• **Set exercise**
From the listing below, extract every line in which the word "this" appears.

• **Records shown**
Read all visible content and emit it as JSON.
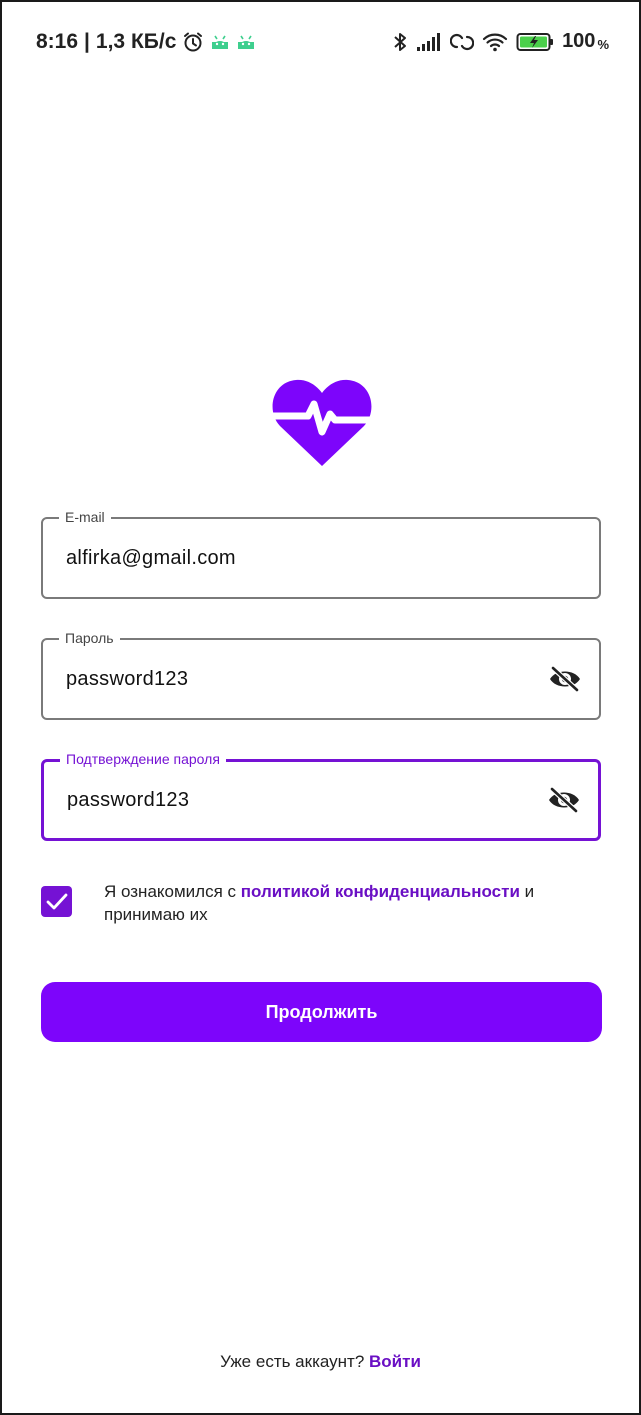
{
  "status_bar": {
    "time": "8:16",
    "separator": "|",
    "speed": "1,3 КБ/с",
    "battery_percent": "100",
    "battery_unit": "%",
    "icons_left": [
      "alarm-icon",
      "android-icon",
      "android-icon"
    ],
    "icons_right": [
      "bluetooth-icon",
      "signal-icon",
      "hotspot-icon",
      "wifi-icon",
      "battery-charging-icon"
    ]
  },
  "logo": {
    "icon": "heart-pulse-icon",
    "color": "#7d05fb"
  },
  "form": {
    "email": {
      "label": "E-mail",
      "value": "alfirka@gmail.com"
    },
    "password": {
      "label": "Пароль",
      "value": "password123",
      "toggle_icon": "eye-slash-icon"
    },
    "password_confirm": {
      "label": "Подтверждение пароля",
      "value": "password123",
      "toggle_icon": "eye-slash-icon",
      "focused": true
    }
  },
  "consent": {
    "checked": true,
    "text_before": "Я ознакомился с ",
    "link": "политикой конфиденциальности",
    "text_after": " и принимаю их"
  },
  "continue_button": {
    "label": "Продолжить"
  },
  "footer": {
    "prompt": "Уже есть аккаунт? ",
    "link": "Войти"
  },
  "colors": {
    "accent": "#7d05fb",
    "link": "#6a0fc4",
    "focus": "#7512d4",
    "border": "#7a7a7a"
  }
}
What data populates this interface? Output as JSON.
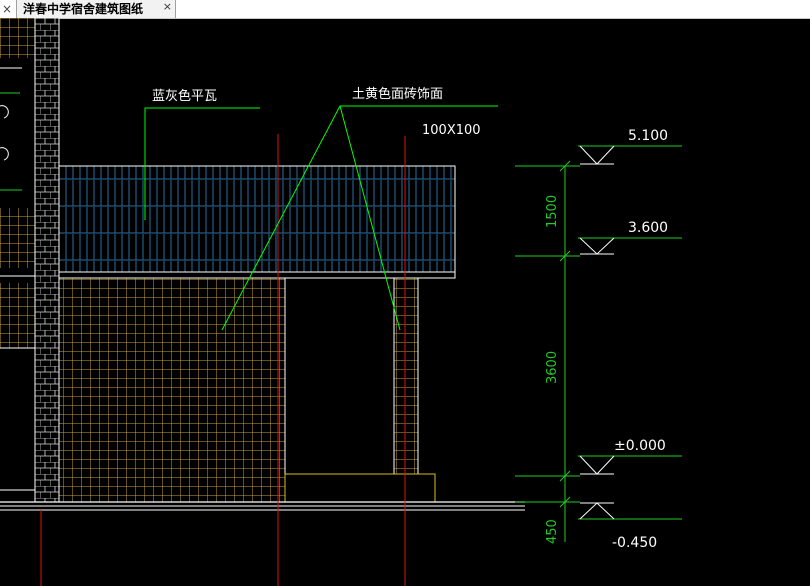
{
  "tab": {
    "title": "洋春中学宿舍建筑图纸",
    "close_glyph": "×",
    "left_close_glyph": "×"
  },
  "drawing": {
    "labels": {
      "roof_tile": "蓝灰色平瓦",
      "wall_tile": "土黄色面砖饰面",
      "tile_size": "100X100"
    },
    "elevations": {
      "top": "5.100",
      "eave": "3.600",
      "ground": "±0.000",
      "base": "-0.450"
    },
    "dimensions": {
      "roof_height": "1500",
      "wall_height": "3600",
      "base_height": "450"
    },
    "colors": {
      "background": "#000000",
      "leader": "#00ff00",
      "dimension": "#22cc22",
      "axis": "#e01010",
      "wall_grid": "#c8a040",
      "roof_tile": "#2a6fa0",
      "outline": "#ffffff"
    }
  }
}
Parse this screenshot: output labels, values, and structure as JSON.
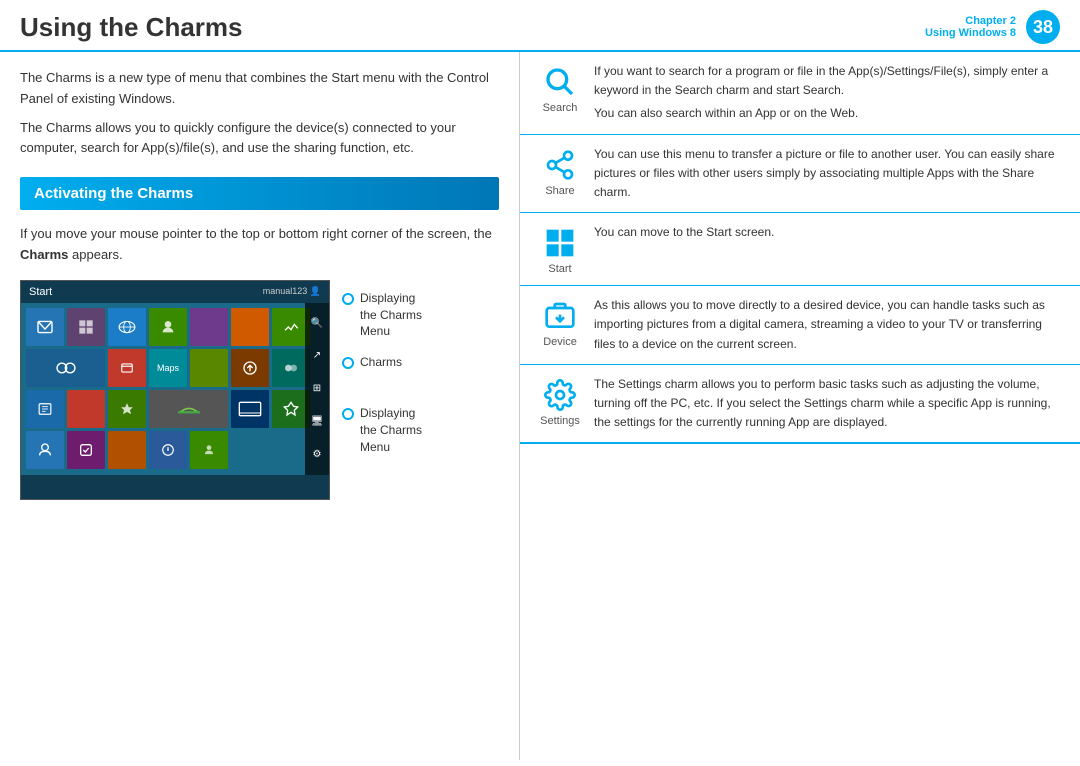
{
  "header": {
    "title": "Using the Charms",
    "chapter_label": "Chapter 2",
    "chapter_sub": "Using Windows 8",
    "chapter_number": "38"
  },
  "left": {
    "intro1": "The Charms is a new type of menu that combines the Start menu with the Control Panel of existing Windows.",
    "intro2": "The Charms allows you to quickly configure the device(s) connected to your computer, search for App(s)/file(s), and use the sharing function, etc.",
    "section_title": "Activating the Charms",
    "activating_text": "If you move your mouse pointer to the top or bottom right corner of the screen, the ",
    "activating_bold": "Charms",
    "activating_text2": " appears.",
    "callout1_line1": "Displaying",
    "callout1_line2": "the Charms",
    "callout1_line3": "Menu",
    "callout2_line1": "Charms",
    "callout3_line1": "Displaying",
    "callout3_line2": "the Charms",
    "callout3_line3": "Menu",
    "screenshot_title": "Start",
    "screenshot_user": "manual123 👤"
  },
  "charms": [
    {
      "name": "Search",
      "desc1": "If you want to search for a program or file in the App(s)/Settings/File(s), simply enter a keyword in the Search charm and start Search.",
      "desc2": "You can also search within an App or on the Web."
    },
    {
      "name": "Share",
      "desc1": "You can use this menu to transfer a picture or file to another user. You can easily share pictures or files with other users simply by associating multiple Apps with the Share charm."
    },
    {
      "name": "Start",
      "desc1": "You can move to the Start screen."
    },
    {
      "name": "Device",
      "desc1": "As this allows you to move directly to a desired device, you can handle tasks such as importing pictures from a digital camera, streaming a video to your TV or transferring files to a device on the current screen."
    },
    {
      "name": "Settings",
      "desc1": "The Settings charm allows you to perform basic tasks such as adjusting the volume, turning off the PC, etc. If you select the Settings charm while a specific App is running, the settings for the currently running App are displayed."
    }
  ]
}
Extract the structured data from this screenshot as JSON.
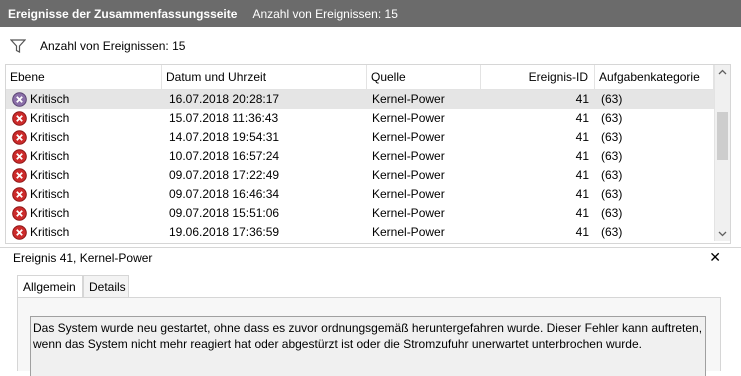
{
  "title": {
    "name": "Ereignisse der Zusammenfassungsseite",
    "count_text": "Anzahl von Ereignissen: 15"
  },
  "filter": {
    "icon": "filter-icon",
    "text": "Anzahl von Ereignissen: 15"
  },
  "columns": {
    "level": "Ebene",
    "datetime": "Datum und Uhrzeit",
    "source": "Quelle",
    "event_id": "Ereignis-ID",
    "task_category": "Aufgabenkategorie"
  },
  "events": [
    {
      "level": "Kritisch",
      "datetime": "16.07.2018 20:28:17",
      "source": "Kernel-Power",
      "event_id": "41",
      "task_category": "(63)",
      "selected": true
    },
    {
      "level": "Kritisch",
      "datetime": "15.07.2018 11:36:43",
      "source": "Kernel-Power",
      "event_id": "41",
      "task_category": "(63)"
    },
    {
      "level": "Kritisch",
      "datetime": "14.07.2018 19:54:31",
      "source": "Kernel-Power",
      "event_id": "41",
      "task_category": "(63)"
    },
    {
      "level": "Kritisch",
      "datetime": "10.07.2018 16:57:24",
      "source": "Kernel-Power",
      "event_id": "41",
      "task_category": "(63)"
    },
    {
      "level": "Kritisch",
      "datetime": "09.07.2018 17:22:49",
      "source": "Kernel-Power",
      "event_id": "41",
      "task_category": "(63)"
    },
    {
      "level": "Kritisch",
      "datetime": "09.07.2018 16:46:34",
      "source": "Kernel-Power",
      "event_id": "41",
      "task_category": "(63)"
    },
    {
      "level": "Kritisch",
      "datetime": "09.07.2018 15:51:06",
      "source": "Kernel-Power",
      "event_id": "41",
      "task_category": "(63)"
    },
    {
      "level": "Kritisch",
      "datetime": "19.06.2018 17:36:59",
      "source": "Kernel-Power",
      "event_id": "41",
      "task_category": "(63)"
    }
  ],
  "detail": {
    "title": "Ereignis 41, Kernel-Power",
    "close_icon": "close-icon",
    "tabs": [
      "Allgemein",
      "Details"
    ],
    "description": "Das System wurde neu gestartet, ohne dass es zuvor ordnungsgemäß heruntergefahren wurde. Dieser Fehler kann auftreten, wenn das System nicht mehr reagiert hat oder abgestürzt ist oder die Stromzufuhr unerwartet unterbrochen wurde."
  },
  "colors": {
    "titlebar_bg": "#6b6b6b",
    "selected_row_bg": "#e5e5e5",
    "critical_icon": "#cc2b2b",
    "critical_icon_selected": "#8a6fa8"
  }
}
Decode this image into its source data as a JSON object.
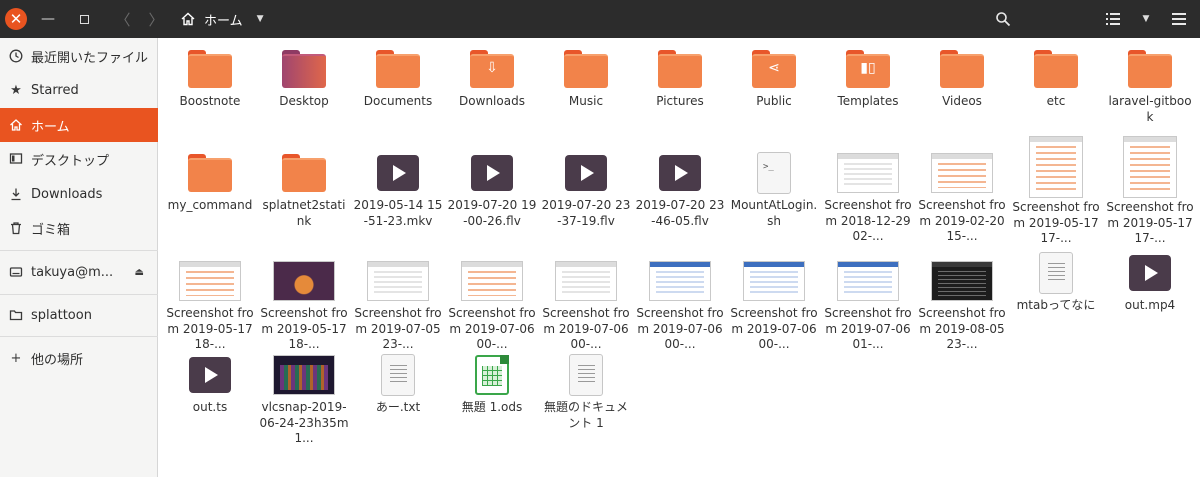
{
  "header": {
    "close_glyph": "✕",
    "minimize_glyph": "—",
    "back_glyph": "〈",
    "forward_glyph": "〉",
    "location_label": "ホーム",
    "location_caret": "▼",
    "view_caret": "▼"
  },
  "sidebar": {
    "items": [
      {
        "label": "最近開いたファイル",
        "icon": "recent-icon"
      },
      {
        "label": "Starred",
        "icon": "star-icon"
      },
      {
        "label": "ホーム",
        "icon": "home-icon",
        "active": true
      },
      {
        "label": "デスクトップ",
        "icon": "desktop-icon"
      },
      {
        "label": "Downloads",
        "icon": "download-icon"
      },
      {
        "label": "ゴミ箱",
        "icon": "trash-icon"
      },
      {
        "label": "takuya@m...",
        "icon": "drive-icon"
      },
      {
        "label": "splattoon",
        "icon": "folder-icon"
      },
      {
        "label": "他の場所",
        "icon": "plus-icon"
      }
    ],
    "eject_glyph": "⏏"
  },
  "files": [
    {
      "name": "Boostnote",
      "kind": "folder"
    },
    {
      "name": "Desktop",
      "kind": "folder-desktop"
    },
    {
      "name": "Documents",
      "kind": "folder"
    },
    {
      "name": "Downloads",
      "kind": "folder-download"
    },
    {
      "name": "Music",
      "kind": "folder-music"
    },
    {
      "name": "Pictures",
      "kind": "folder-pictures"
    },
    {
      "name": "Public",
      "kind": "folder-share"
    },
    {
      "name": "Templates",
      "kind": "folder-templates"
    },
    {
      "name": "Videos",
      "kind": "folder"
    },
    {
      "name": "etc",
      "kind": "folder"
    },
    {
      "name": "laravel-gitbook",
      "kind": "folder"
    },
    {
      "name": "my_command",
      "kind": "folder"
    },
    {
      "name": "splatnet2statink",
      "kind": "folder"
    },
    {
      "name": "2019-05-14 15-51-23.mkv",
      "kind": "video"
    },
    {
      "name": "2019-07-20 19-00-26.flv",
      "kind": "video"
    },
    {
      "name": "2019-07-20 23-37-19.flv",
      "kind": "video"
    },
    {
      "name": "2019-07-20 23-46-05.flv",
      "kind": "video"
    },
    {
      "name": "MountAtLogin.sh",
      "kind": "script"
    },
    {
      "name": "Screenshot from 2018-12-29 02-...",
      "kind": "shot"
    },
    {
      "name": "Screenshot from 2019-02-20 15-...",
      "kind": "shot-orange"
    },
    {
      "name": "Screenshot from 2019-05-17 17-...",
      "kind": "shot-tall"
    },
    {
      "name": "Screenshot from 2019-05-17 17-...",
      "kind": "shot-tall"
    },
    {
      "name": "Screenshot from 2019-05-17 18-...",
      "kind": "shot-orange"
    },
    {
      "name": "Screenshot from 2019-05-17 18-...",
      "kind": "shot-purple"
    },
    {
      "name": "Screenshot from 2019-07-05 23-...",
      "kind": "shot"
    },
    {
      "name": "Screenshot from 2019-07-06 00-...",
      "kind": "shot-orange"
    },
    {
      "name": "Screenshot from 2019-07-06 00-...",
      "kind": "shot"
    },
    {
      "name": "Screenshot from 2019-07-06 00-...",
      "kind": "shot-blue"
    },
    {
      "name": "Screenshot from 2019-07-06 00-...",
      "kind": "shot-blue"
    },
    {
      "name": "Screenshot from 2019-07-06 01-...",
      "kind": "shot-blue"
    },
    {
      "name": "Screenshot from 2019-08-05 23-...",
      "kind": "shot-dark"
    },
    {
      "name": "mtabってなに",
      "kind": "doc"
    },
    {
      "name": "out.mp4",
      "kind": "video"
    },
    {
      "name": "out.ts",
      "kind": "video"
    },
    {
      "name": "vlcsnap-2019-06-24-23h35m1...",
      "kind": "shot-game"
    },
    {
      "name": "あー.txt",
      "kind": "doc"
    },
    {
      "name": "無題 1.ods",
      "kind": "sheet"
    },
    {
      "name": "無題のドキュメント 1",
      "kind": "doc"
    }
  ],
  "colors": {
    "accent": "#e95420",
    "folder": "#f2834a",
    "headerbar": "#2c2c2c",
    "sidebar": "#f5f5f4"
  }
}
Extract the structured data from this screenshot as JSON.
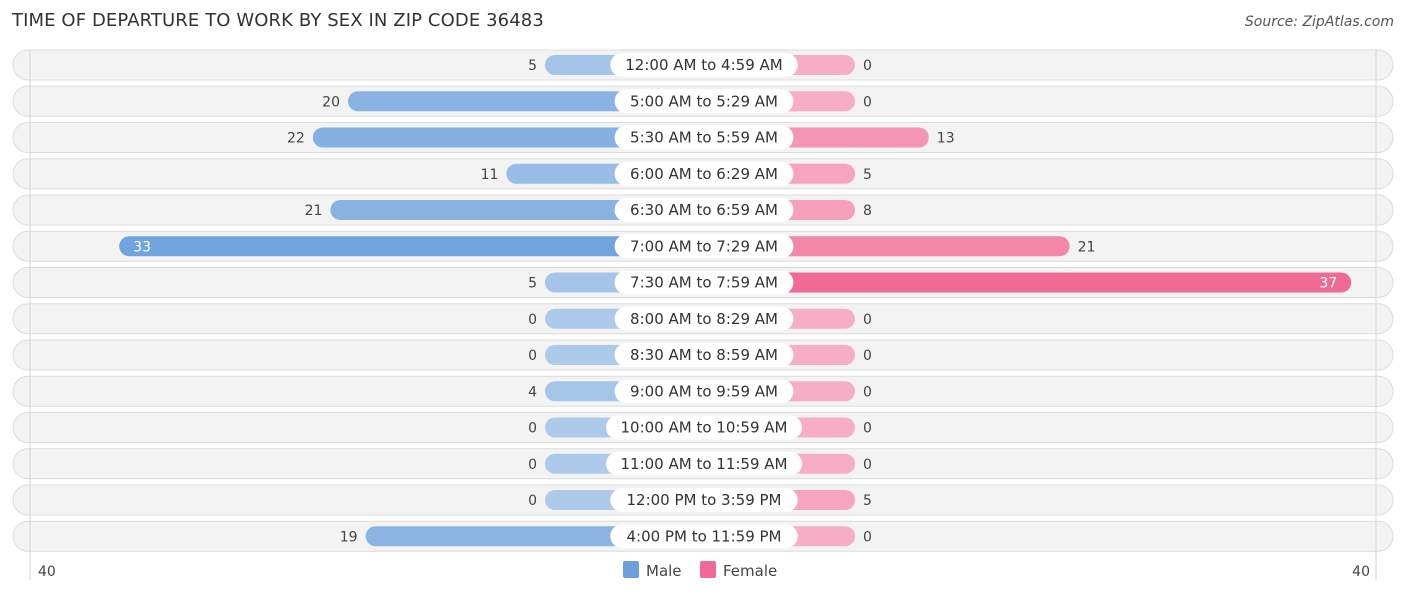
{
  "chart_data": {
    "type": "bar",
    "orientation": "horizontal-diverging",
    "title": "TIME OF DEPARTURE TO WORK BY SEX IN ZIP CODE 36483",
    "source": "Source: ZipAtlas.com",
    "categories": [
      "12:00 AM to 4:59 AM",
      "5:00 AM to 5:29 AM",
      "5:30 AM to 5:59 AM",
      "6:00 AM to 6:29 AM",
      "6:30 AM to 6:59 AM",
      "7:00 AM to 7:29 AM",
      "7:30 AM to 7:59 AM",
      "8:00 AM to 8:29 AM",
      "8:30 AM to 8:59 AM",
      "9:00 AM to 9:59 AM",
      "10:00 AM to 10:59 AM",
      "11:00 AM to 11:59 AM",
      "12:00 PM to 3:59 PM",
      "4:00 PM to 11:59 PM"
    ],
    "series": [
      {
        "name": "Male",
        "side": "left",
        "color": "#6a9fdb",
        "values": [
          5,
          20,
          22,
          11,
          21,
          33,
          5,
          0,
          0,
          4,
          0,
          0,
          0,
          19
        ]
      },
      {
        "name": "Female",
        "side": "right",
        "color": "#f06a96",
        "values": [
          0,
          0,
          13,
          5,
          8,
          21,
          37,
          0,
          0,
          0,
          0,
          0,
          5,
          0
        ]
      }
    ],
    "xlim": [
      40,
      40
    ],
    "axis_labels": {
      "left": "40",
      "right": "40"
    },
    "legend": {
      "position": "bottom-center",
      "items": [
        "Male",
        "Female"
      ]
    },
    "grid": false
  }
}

• **Response**
What data populates this interface? Output as JSON.
Parse this screenshot: output labels, values, and structure as JSON.
      "desc1": "You can use this menu to transfer a picture or file to another user. You can easily share pictures or files with other users simply by associating multiple Apps with the Share charm."
      "desc1": "As this allows you to move directly to a desired device, you can handle tasks such as importing pictures from a digital camera, streaming a video to your TV or transferring files to a device on the current screen."
Extract the structured data from this screenshot as JSON.
Decode this image into its source data as a JSON object.
Extract the structured data from this screenshot as JSON.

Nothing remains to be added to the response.